*Given entries:*

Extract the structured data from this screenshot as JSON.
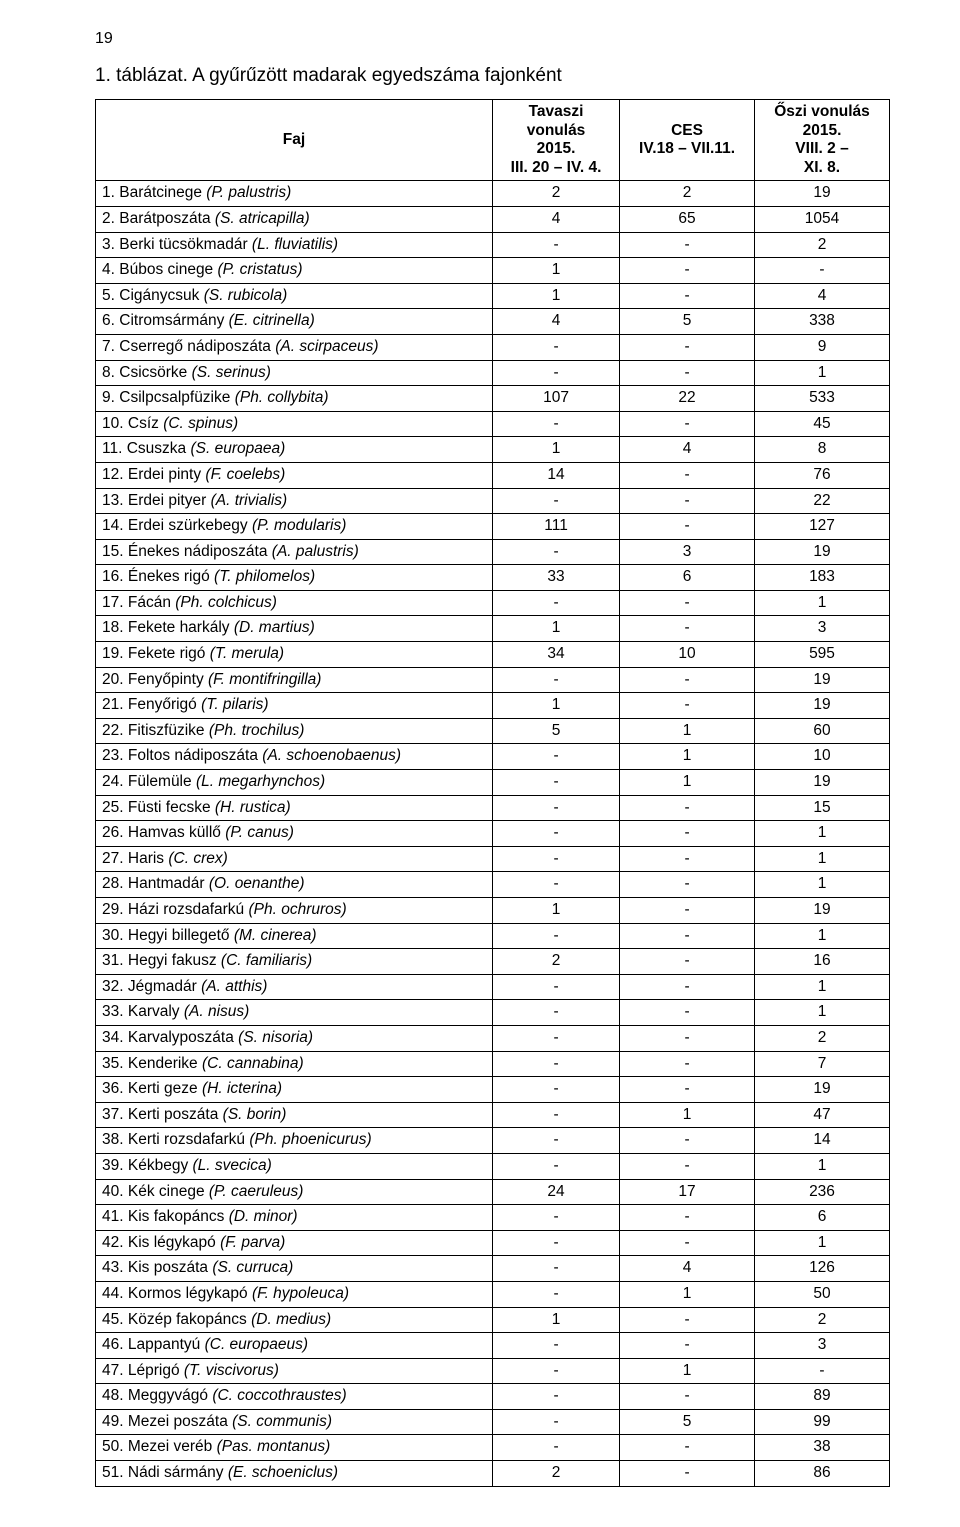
{
  "page_number": "19",
  "title": "1. táblázat. A gyűrűzött madarak egyedszáma fajonként",
  "columns": {
    "faj": "Faj",
    "spring": "Tavaszi\nvonulás\n2015.\nIII. 20 – IV. 4.",
    "ces": "CES\nIV.18 – VII.11.",
    "autumn": "Őszi vonulás\n2015.\nVIII. 2 –\nXI. 8."
  },
  "rows": [
    {
      "n": "1.",
      "name": "Barátcinege",
      "lat": "(P. palustris)",
      "v": [
        "2",
        "2",
        "19"
      ]
    },
    {
      "n": "2.",
      "name": "Barátposzáta",
      "lat": "(S. atricapilla)",
      "v": [
        "4",
        "65",
        "1054"
      ]
    },
    {
      "n": "3.",
      "name": "Berki tücsökmadár",
      "lat": "(L. fluviatilis)",
      "v": [
        "-",
        "-",
        "2"
      ]
    },
    {
      "n": "4.",
      "name": "Búbos cinege",
      "lat": "(P. cristatus)",
      "v": [
        "1",
        "-",
        "-"
      ]
    },
    {
      "n": "5.",
      "name": "Cigánycsuk",
      "lat": "(S. rubicola)",
      "v": [
        "1",
        "-",
        "4"
      ]
    },
    {
      "n": "6.",
      "name": "Citromsármány",
      "lat": "(E. citrinella)",
      "v": [
        "4",
        "5",
        "338"
      ]
    },
    {
      "n": "7.",
      "name": "Cserregő nádiposzáta",
      "lat": "(A. scirpaceus)",
      "v": [
        "-",
        "-",
        "9"
      ]
    },
    {
      "n": "8.",
      "name": "Csicsörke",
      "lat": "(S. serinus)",
      "v": [
        "-",
        "-",
        "1"
      ]
    },
    {
      "n": "9.",
      "name": "Csilpcsalpfüzike",
      "lat": "(Ph. collybita)",
      "v": [
        "107",
        "22",
        "533"
      ]
    },
    {
      "n": "10.",
      "name": "Csíz",
      "lat": "(C. spinus)",
      "v": [
        "-",
        "-",
        "45"
      ]
    },
    {
      "n": "11.",
      "name": "Csuszka",
      "lat": "(S. europaea)",
      "v": [
        "1",
        "4",
        "8"
      ]
    },
    {
      "n": "12.",
      "name": "Erdei pinty",
      "lat": "(F. coelebs)",
      "v": [
        "14",
        "-",
        "76"
      ]
    },
    {
      "n": "13.",
      "name": "Erdei pityer",
      "lat": "(A. trivialis)",
      "v": [
        "-",
        "-",
        "22"
      ]
    },
    {
      "n": "14.",
      "name": "Erdei szürkebegy",
      "lat": "(P. modularis)",
      "v": [
        "111",
        "-",
        "127"
      ]
    },
    {
      "n": "15.",
      "name": "Énekes nádiposzáta",
      "lat": "(A. palustris)",
      "v": [
        "-",
        "3",
        "19"
      ]
    },
    {
      "n": "16.",
      "name": "Énekes rigó",
      "lat": "(T. philomelos)",
      "v": [
        "33",
        "6",
        "183"
      ]
    },
    {
      "n": "17.",
      "name": "Fácán",
      "lat": "(Ph. colchicus)",
      "v": [
        "-",
        "-",
        "1"
      ]
    },
    {
      "n": "18.",
      "name": "Fekete harkály",
      "lat": "(D. martius)",
      "v": [
        "1",
        "-",
        "3"
      ]
    },
    {
      "n": "19.",
      "name": "Fekete rigó",
      "lat": "(T. merula)",
      "v": [
        "34",
        "10",
        "595"
      ]
    },
    {
      "n": "20.",
      "name": "Fenyőpinty",
      "lat": "(F. montifringilla)",
      "v": [
        "-",
        "-",
        "19"
      ]
    },
    {
      "n": "21.",
      "name": "Fenyőrigó",
      "lat": "(T. pilaris)",
      "v": [
        "1",
        "-",
        "19"
      ]
    },
    {
      "n": "22.",
      "name": "Fitiszfüzike",
      "lat": "(Ph. trochilus)",
      "v": [
        "5",
        "1",
        "60"
      ]
    },
    {
      "n": "23.",
      "name": "Foltos nádiposzáta",
      "lat": "(A. schoenobaenus)",
      "v": [
        "-",
        "1",
        "10"
      ]
    },
    {
      "n": "24.",
      "name": "Fülemüle",
      "lat": "(L. megarhynchos)",
      "v": [
        "-",
        "1",
        "19"
      ]
    },
    {
      "n": "25.",
      "name": "Füsti fecske",
      "lat": "(H. rustica)",
      "v": [
        "-",
        "-",
        "15"
      ]
    },
    {
      "n": "26.",
      "name": "Hamvas küllő",
      "lat": "(P. canus)",
      "v": [
        "-",
        "-",
        "1"
      ]
    },
    {
      "n": "27.",
      "name": "Haris",
      "lat": "(C. crex)",
      "v": [
        "-",
        "-",
        "1"
      ]
    },
    {
      "n": "28.",
      "name": "Hantmadár",
      "lat": "(O. oenanthe)",
      "v": [
        "-",
        "-",
        "1"
      ]
    },
    {
      "n": "29.",
      "name": "Házi rozsdafarkú",
      "lat": "(Ph. ochruros)",
      "v": [
        "1",
        "-",
        "19"
      ]
    },
    {
      "n": "30.",
      "name": "Hegyi billegető",
      "lat": "(M. cinerea)",
      "v": [
        "-",
        "-",
        "1"
      ]
    },
    {
      "n": "31.",
      "name": "Hegyi fakusz",
      "lat": "(C. familiaris)",
      "v": [
        "2",
        "-",
        "16"
      ]
    },
    {
      "n": "32.",
      "name": "Jégmadár",
      "lat": "(A. atthis)",
      "v": [
        "-",
        "-",
        "1"
      ]
    },
    {
      "n": "33.",
      "name": "Karvaly",
      "lat": "(A. nisus)",
      "v": [
        "-",
        "-",
        "1"
      ]
    },
    {
      "n": "34.",
      "name": "Karvalyposzáta",
      "lat": "(S. nisoria)",
      "v": [
        "-",
        "-",
        "2"
      ]
    },
    {
      "n": "35.",
      "name": "Kenderike",
      "lat": "(C. cannabina)",
      "v": [
        "-",
        "-",
        "7"
      ]
    },
    {
      "n": "36.",
      "name": "Kerti geze",
      "lat": "(H. icterina)",
      "v": [
        "-",
        "-",
        "19"
      ]
    },
    {
      "n": "37.",
      "name": "Kerti poszáta",
      "lat": "(S. borin)",
      "v": [
        "-",
        "1",
        "47"
      ]
    },
    {
      "n": "38.",
      "name": "Kerti rozsdafarkú",
      "lat": "(Ph. phoenicurus)",
      "v": [
        "-",
        "-",
        "14"
      ]
    },
    {
      "n": "39.",
      "name": "Kékbegy",
      "lat": "(L. svecica)",
      "v": [
        "-",
        "-",
        "1"
      ]
    },
    {
      "n": "40.",
      "name": "Kék cinege",
      "lat": "(P. caeruleus)",
      "v": [
        "24",
        "17",
        "236"
      ]
    },
    {
      "n": "41.",
      "name": "Kis fakopáncs",
      "lat": "(D. minor)",
      "v": [
        "-",
        "-",
        "6"
      ]
    },
    {
      "n": "42.",
      "name": "Kis légykapó",
      "lat": "(F. parva)",
      "v": [
        "-",
        "-",
        "1"
      ]
    },
    {
      "n": "43.",
      "name": "Kis poszáta",
      "lat": "(S. curruca)",
      "v": [
        "-",
        "4",
        "126"
      ]
    },
    {
      "n": "44.",
      "name": "Kormos légykapó",
      "lat": "(F. hypoleuca)",
      "v": [
        "-",
        "1",
        "50"
      ]
    },
    {
      "n": "45.",
      "name": "Közép fakopáncs",
      "lat": "(D. medius)",
      "v": [
        "1",
        "-",
        "2"
      ]
    },
    {
      "n": "46.",
      "name": "Lappantyú",
      "lat": "(C. europaeus)",
      "v": [
        "-",
        "-",
        "3"
      ]
    },
    {
      "n": "47.",
      "name": "Léprigó",
      "lat": "(T. viscivorus)",
      "v": [
        "-",
        "1",
        "-"
      ]
    },
    {
      "n": "48.",
      "name": "Meggyvágó",
      "lat": "(C. coccothraustes)",
      "v": [
        "-",
        "-",
        "89"
      ]
    },
    {
      "n": "49.",
      "name": "Mezei poszáta",
      "lat": "(S. communis)",
      "v": [
        "-",
        "5",
        "99"
      ]
    },
    {
      "n": "50.",
      "name": "Mezei veréb",
      "lat": "(Pas. montanus)",
      "v": [
        "-",
        "-",
        "38"
      ]
    },
    {
      "n": "51.",
      "name": "Nádi sármány",
      "lat": "(E. schoeniclus)",
      "v": [
        "2",
        "-",
        "86"
      ]
    }
  ]
}
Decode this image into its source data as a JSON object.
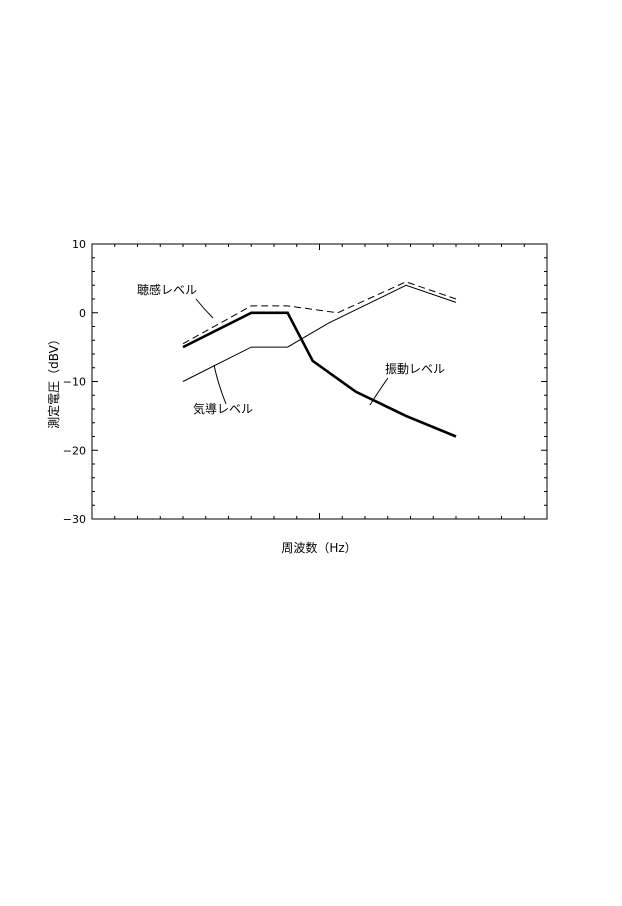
{
  "chart_data": {
    "type": "line",
    "title": "",
    "xlabel": "周波数（Hz）",
    "ylabel": "測定電圧（dBV）",
    "ylim": [
      -30,
      10
    ],
    "yticks": [
      10,
      0,
      -10,
      -20,
      -30
    ],
    "ytick_labels": [
      "10",
      "0",
      "−10",
      "−20",
      "−30"
    ],
    "xlim": [
      0,
      10
    ],
    "grid": false,
    "series": [
      {
        "name": "聴感レベル",
        "style": "dashed",
        "color": "#000000",
        "x": [
          2,
          3.5,
          4.3,
          5.4,
          6.9,
          8.0
        ],
        "y": [
          -4.5,
          1,
          1,
          0,
          4.5,
          2
        ]
      },
      {
        "name": "振動レベル",
        "style": "bold",
        "color": "#000000",
        "x": [
          2,
          3.5,
          4.3,
          4.85,
          5.8,
          6.9,
          8.0
        ],
        "y": [
          -5,
          0,
          0,
          -7,
          -11.5,
          -15,
          -18
        ]
      },
      {
        "name": "気導レベル",
        "style": "thin",
        "color": "#000000",
        "x": [
          2,
          3.5,
          4.3,
          5.2,
          6.9,
          8.0
        ],
        "y": [
          -10,
          -5,
          -5,
          -1.5,
          4,
          1.5
        ]
      }
    ],
    "annotations": [
      {
        "text": "聴感レベル",
        "series": 0
      },
      {
        "text": "振動レベル",
        "series": 1
      },
      {
        "text": "気導レベル",
        "series": 2
      }
    ]
  }
}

*Directions for this task:* Say how many lines in the records hold the string "nádiposzáta", and say nothing else.

*Final answer:* 3